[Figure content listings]
▬▬▬▬▬▬

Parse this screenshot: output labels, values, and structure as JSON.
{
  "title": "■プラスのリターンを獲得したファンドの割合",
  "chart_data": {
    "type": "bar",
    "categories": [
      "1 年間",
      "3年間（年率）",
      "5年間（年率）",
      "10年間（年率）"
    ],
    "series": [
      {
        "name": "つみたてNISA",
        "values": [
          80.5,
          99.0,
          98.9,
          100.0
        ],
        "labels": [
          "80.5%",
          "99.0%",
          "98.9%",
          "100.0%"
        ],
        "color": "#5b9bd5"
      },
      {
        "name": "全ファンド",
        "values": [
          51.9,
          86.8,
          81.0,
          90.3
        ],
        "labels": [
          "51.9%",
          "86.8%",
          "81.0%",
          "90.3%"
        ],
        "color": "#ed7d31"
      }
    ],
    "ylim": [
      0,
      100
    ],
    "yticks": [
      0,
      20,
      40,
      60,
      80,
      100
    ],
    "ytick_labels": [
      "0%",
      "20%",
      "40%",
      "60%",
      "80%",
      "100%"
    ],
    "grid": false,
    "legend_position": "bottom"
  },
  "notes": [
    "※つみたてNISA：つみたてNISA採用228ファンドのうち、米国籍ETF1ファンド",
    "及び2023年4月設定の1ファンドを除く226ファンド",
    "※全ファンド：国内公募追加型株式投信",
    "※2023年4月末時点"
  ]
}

▬▬▬▬▬▬

Take the listing above and set it down exactly.

Parse this screenshot: output labels, values, and structure as JSON.
{
  "title": "■プラスのリターンを獲得したファンドの割合",
  "chart_data": {
    "type": "bar",
    "categories": [
      "1 年間",
      "3年間（年率）",
      "5年間（年率）",
      "10年間（年率）"
    ],
    "series": [
      {
        "name": "つみたてNISA",
        "values": [
          80.5,
          99.0,
          98.9,
          100.0
        ],
        "labels": [
          "80.5%",
          "99.0%",
          "98.9%",
          "100.0%"
        ],
        "color": "#5b9bd5"
      },
      {
        "name": "全ファンド",
        "values": [
          51.9,
          86.8,
          81.0,
          90.3
        ],
        "labels": [
          "51.9%",
          "86.8%",
          "81.0%",
          "90.3%"
        ],
        "color": "#ed7d31"
      }
    ],
    "ylim": [
      0,
      100
    ],
    "yticks": [
      0,
      20,
      40,
      60,
      80,
      100
    ],
    "ytick_labels": [
      "0%",
      "20%",
      "40%",
      "60%",
      "80%",
      "100%"
    ],
    "grid": false,
    "legend_position": "bottom"
  },
  "notes": [
    "※つみたてNISA：つみたてNISA採用228ファンドのうち、米国籍ETF1ファンド",
    "及び2023年4月設定の1ファンドを除く226ファンド",
    "※全ファンド：国内公募追加型株式投信",
    "※2023年4月末時点"
  ]
}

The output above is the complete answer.